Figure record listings
%%
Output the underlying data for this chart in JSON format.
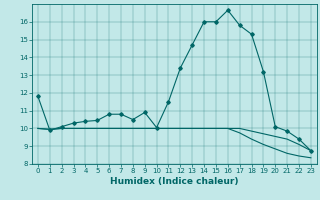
{
  "xlabel": "Humidex (Indice chaleur)",
  "bg_color": "#c2e8e8",
  "line_color": "#006666",
  "xlim": [
    -0.5,
    23.5
  ],
  "ylim": [
    8,
    17
  ],
  "yticks": [
    8,
    9,
    10,
    11,
    12,
    13,
    14,
    15,
    16
  ],
  "xticks": [
    0,
    1,
    2,
    3,
    4,
    5,
    6,
    7,
    8,
    9,
    10,
    11,
    12,
    13,
    14,
    15,
    16,
    17,
    18,
    19,
    20,
    21,
    22,
    23
  ],
  "line1_x": [
    0,
    1,
    2,
    3,
    4,
    5,
    6,
    7,
    8,
    9,
    10,
    11,
    12,
    13,
    14,
    15,
    16,
    17,
    18,
    19,
    20,
    21,
    22,
    23
  ],
  "line1_y": [
    11.8,
    9.9,
    10.1,
    10.3,
    10.4,
    10.45,
    10.8,
    10.8,
    10.5,
    10.9,
    10.05,
    11.5,
    13.4,
    14.7,
    16.0,
    16.0,
    16.65,
    15.8,
    15.3,
    13.2,
    10.1,
    9.85,
    9.4,
    8.75
  ],
  "line2_x": [
    0,
    1,
    2,
    3,
    4,
    5,
    6,
    7,
    8,
    9,
    10,
    11,
    12,
    13,
    14,
    15,
    16,
    17,
    18,
    19,
    20,
    21,
    22,
    23
  ],
  "line2_y": [
    10.0,
    9.95,
    10.0,
    10.0,
    10.0,
    10.0,
    10.0,
    10.0,
    10.0,
    10.0,
    10.0,
    10.0,
    10.0,
    10.0,
    10.0,
    10.0,
    10.0,
    10.0,
    9.85,
    9.7,
    9.55,
    9.4,
    9.1,
    8.75
  ],
  "line3_x": [
    0,
    1,
    2,
    3,
    4,
    5,
    6,
    7,
    8,
    9,
    10,
    11,
    12,
    13,
    14,
    15,
    16,
    17,
    18,
    19,
    20,
    21,
    22,
    23
  ],
  "line3_y": [
    10.0,
    9.95,
    10.0,
    10.0,
    10.0,
    10.0,
    10.0,
    10.0,
    10.0,
    10.0,
    10.0,
    10.0,
    10.0,
    10.0,
    10.0,
    10.0,
    10.0,
    9.75,
    9.4,
    9.1,
    8.85,
    8.6,
    8.45,
    8.35
  ],
  "markersize": 1.8,
  "linewidth": 0.8,
  "xlabel_fontsize": 6.5,
  "tick_fontsize": 5.0
}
%%
== WHAT IS NEEDED ==
Please repeat the entries exactly. Do not include the pictures.

== RESPONSE TO THIS EXERCISE ==
Output the underlying data for this chart in JSON format.
{
  "xlabel": "Humidex (Indice chaleur)",
  "bg_color": "#c2e8e8",
  "line_color": "#006666",
  "xlim": [
    -0.5,
    23.5
  ],
  "ylim": [
    8,
    17
  ],
  "yticks": [
    8,
    9,
    10,
    11,
    12,
    13,
    14,
    15,
    16
  ],
  "xticks": [
    0,
    1,
    2,
    3,
    4,
    5,
    6,
    7,
    8,
    9,
    10,
    11,
    12,
    13,
    14,
    15,
    16,
    17,
    18,
    19,
    20,
    21,
    22,
    23
  ],
  "line1_x": [
    0,
    1,
    2,
    3,
    4,
    5,
    6,
    7,
    8,
    9,
    10,
    11,
    12,
    13,
    14,
    15,
    16,
    17,
    18,
    19,
    20,
    21,
    22,
    23
  ],
  "line1_y": [
    11.8,
    9.9,
    10.1,
    10.3,
    10.4,
    10.45,
    10.8,
    10.8,
    10.5,
    10.9,
    10.05,
    11.5,
    13.4,
    14.7,
    16.0,
    16.0,
    16.65,
    15.8,
    15.3,
    13.2,
    10.1,
    9.85,
    9.4,
    8.75
  ],
  "line2_x": [
    0,
    1,
    2,
    3,
    4,
    5,
    6,
    7,
    8,
    9,
    10,
    11,
    12,
    13,
    14,
    15,
    16,
    17,
    18,
    19,
    20,
    21,
    22,
    23
  ],
  "line2_y": [
    10.0,
    9.95,
    10.0,
    10.0,
    10.0,
    10.0,
    10.0,
    10.0,
    10.0,
    10.0,
    10.0,
    10.0,
    10.0,
    10.0,
    10.0,
    10.0,
    10.0,
    10.0,
    9.85,
    9.7,
    9.55,
    9.4,
    9.1,
    8.75
  ],
  "line3_x": [
    0,
    1,
    2,
    3,
    4,
    5,
    6,
    7,
    8,
    9,
    10,
    11,
    12,
    13,
    14,
    15,
    16,
    17,
    18,
    19,
    20,
    21,
    22,
    23
  ],
  "line3_y": [
    10.0,
    9.95,
    10.0,
    10.0,
    10.0,
    10.0,
    10.0,
    10.0,
    10.0,
    10.0,
    10.0,
    10.0,
    10.0,
    10.0,
    10.0,
    10.0,
    10.0,
    9.75,
    9.4,
    9.1,
    8.85,
    8.6,
    8.45,
    8.35
  ],
  "markersize": 1.8,
  "linewidth": 0.8,
  "xlabel_fontsize": 6.5,
  "tick_fontsize": 5.0
}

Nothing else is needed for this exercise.